== DIRECTIVE ==
Make an exact copy of all the data.

□ □ □ □ □

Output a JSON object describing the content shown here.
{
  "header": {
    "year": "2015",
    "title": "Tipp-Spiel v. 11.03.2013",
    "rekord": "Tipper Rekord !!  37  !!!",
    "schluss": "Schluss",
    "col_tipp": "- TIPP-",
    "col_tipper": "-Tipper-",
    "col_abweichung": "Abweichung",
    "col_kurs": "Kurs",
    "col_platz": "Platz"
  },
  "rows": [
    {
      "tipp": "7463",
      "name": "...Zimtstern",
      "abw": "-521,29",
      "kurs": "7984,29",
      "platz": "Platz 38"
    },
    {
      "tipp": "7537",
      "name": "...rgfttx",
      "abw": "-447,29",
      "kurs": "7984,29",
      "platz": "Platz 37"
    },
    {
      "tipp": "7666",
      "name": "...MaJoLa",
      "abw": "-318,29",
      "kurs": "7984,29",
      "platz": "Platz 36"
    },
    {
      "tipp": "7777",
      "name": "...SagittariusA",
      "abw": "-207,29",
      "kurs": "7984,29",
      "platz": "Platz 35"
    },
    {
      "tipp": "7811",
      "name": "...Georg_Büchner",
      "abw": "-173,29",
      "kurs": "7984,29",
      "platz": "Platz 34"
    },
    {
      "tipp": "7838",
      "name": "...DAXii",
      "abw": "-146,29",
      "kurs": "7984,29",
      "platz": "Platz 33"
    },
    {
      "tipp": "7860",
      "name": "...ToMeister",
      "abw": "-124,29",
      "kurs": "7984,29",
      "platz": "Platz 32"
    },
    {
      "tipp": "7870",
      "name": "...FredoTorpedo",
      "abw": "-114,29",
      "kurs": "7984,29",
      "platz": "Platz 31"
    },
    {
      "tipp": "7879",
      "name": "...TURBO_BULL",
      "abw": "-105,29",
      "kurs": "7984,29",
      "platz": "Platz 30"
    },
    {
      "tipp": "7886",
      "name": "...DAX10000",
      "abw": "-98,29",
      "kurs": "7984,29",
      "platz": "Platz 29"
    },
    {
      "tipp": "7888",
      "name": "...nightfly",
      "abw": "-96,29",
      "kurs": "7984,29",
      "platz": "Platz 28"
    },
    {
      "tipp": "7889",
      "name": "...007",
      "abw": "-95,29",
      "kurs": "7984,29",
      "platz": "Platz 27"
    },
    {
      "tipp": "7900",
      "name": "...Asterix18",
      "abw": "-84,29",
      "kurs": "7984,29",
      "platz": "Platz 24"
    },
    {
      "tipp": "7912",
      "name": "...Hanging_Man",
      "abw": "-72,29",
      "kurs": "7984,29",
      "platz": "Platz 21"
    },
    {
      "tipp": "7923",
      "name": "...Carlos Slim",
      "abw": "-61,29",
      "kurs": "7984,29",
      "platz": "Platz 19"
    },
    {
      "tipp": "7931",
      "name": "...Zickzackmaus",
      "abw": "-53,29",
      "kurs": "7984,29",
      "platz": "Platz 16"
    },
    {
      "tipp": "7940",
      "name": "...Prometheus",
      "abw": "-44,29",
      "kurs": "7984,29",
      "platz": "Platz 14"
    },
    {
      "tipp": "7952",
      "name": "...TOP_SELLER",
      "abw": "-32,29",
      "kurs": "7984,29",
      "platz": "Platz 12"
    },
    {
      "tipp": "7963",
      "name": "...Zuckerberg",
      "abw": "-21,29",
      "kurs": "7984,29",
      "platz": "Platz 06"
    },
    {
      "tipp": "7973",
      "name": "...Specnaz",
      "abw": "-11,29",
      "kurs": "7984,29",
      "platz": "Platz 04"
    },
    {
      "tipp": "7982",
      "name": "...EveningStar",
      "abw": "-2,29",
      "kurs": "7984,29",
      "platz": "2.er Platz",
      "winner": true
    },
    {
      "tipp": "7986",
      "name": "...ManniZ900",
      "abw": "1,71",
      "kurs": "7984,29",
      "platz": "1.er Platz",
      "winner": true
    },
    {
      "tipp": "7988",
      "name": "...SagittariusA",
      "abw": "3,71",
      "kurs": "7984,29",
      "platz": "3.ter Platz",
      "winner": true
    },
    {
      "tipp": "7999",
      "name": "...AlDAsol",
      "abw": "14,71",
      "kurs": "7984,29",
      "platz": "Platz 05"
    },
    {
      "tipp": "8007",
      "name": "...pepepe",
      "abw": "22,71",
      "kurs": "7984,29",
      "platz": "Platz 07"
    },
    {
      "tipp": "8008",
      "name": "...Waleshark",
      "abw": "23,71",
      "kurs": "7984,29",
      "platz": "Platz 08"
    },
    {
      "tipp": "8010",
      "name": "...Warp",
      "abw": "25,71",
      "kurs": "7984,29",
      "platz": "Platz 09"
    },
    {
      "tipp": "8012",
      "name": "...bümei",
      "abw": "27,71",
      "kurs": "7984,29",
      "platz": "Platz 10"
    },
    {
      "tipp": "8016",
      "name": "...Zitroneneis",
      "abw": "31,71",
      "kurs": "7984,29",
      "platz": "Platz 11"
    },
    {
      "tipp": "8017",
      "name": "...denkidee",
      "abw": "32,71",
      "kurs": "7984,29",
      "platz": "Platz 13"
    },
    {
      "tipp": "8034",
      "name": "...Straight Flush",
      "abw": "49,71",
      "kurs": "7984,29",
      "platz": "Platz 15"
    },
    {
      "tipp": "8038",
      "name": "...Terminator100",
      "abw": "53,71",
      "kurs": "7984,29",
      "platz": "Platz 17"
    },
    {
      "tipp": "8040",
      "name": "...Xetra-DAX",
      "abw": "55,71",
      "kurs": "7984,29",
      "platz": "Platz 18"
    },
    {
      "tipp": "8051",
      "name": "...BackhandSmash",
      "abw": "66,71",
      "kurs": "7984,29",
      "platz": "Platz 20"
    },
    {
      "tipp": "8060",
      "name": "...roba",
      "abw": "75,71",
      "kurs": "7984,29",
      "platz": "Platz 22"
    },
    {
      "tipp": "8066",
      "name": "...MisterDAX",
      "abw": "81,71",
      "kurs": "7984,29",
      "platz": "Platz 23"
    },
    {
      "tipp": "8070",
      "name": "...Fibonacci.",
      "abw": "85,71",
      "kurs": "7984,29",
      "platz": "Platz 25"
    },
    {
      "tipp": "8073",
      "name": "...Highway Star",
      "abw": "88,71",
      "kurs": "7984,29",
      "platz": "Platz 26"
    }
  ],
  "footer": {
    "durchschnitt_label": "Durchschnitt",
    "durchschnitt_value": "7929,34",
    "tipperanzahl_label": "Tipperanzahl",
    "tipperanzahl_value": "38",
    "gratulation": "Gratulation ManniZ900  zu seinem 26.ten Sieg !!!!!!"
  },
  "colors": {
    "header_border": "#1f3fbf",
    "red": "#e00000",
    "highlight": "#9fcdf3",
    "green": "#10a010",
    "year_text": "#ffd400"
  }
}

□ □ □ □ □

== EXERCISE ANSWER ==
Output a JSON object describing the content shown here.
{
  "header": {
    "year": "2015",
    "title": "Tipp-Spiel v. 11.03.2013",
    "rekord": "Tipper Rekord !!  37  !!!",
    "schluss": "Schluss",
    "col_tipp": "- TIPP-",
    "col_tipper": "-Tipper-",
    "col_abweichung": "Abweichung",
    "col_kurs": "Kurs",
    "col_platz": "Platz"
  },
  "rows": [
    {
      "tipp": "7463",
      "name": "...Zimtstern",
      "abw": "-521,29",
      "kurs": "7984,29",
      "platz": "Platz 38"
    },
    {
      "tipp": "7537",
      "name": "...rgfttx",
      "abw": "-447,29",
      "kurs": "7984,29",
      "platz": "Platz 37"
    },
    {
      "tipp": "7666",
      "name": "...MaJoLa",
      "abw": "-318,29",
      "kurs": "7984,29",
      "platz": "Platz 36"
    },
    {
      "tipp": "7777",
      "name": "...SagittariusA",
      "abw": "-207,29",
      "kurs": "7984,29",
      "platz": "Platz 35"
    },
    {
      "tipp": "7811",
      "name": "...Georg_Büchner",
      "abw": "-173,29",
      "kurs": "7984,29",
      "platz": "Platz 34"
    },
    {
      "tipp": "7838",
      "name": "...DAXii",
      "abw": "-146,29",
      "kurs": "7984,29",
      "platz": "Platz 33"
    },
    {
      "tipp": "7860",
      "name": "...ToMeister",
      "abw": "-124,29",
      "kurs": "7984,29",
      "platz": "Platz 32"
    },
    {
      "tipp": "7870",
      "name": "...FredoTorpedo",
      "abw": "-114,29",
      "kurs": "7984,29",
      "platz": "Platz 31"
    },
    {
      "tipp": "7879",
      "name": "...TURBO_BULL",
      "abw": "-105,29",
      "kurs": "7984,29",
      "platz": "Platz 30"
    },
    {
      "tipp": "7886",
      "name": "...DAX10000",
      "abw": "-98,29",
      "kurs": "7984,29",
      "platz": "Platz 29"
    },
    {
      "tipp": "7888",
      "name": "...nightfly",
      "abw": "-96,29",
      "kurs": "7984,29",
      "platz": "Platz 28"
    },
    {
      "tipp": "7889",
      "name": "...007",
      "abw": "-95,29",
      "kurs": "7984,29",
      "platz": "Platz 27"
    },
    {
      "tipp": "7900",
      "name": "...Asterix18",
      "abw": "-84,29",
      "kurs": "7984,29",
      "platz": "Platz 24"
    },
    {
      "tipp": "7912",
      "name": "...Hanging_Man",
      "abw": "-72,29",
      "kurs": "7984,29",
      "platz": "Platz 21"
    },
    {
      "tipp": "7923",
      "name": "...Carlos Slim",
      "abw": "-61,29",
      "kurs": "7984,29",
      "platz": "Platz 19"
    },
    {
      "tipp": "7931",
      "name": "...Zickzackmaus",
      "abw": "-53,29",
      "kurs": "7984,29",
      "platz": "Platz 16"
    },
    {
      "tipp": "7940",
      "name": "...Prometheus",
      "abw": "-44,29",
      "kurs": "7984,29",
      "platz": "Platz 14"
    },
    {
      "tipp": "7952",
      "name": "...TOP_SELLER",
      "abw": "-32,29",
      "kurs": "7984,29",
      "platz": "Platz 12"
    },
    {
      "tipp": "7963",
      "name": "...Zuckerberg",
      "abw": "-21,29",
      "kurs": "7984,29",
      "platz": "Platz 06"
    },
    {
      "tipp": "7973",
      "name": "...Specnaz",
      "abw": "-11,29",
      "kurs": "7984,29",
      "platz": "Platz 04"
    },
    {
      "tipp": "7982",
      "name": "...EveningStar",
      "abw": "-2,29",
      "kurs": "7984,29",
      "platz": "2.er Platz",
      "winner": true
    },
    {
      "tipp": "7986",
      "name": "...ManniZ900",
      "abw": "1,71",
      "kurs": "7984,29",
      "platz": "1.er Platz",
      "winner": true
    },
    {
      "tipp": "7988",
      "name": "...SagittariusA",
      "abw": "3,71",
      "kurs": "7984,29",
      "platz": "3.ter Platz",
      "winner": true
    },
    {
      "tipp": "7999",
      "name": "...AlDAsol",
      "abw": "14,71",
      "kurs": "7984,29",
      "platz": "Platz 05"
    },
    {
      "tipp": "8007",
      "name": "...pepepe",
      "abw": "22,71",
      "kurs": "7984,29",
      "platz": "Platz 07"
    },
    {
      "tipp": "8008",
      "name": "...Waleshark",
      "abw": "23,71",
      "kurs": "7984,29",
      "platz": "Platz 08"
    },
    {
      "tipp": "8010",
      "name": "...Warp",
      "abw": "25,71",
      "kurs": "7984,29",
      "platz": "Platz 09"
    },
    {
      "tipp": "8012",
      "name": "...bümei",
      "abw": "27,71",
      "kurs": "7984,29",
      "platz": "Platz 10"
    },
    {
      "tipp": "8016",
      "name": "...Zitroneneis",
      "abw": "31,71",
      "kurs": "7984,29",
      "platz": "Platz 11"
    },
    {
      "tipp": "8017",
      "name": "...denkidee",
      "abw": "32,71",
      "kurs": "7984,29",
      "platz": "Platz 13"
    },
    {
      "tipp": "8034",
      "name": "...Straight Flush",
      "abw": "49,71",
      "kurs": "7984,29",
      "platz": "Platz 15"
    },
    {
      "tipp": "8038",
      "name": "...Terminator100",
      "abw": "53,71",
      "kurs": "7984,29",
      "platz": "Platz 17"
    },
    {
      "tipp": "8040",
      "name": "...Xetra-DAX",
      "abw": "55,71",
      "kurs": "7984,29",
      "platz": "Platz 18"
    },
    {
      "tipp": "8051",
      "name": "...BackhandSmash",
      "abw": "66,71",
      "kurs": "7984,29",
      "platz": "Platz 20"
    },
    {
      "tipp": "8060",
      "name": "...roba",
      "abw": "75,71",
      "kurs": "7984,29",
      "platz": "Platz 22"
    },
    {
      "tipp": "8066",
      "name": "...MisterDAX",
      "abw": "81,71",
      "kurs": "7984,29",
      "platz": "Platz 23"
    },
    {
      "tipp": "8070",
      "name": "...Fibonacci.",
      "abw": "85,71",
      "kurs": "7984,29",
      "platz": "Platz 25"
    },
    {
      "tipp": "8073",
      "name": "...Highway Star",
      "abw": "88,71",
      "kurs": "7984,29",
      "platz": "Platz 26"
    }
  ],
  "footer": {
    "durchschnitt_label": "Durchschnitt",
    "durchschnitt_value": "7929,34",
    "tipperanzahl_label": "Tipperanzahl",
    "tipperanzahl_value": "38",
    "gratulation": "Gratulation ManniZ900  zu seinem 26.ten Sieg !!!!!!"
  },
  "colors": {
    "header_border": "#1f3fbf",
    "red": "#e00000",
    "highlight": "#9fcdf3",
    "green": "#10a010",
    "year_text": "#ffd400"
  }
}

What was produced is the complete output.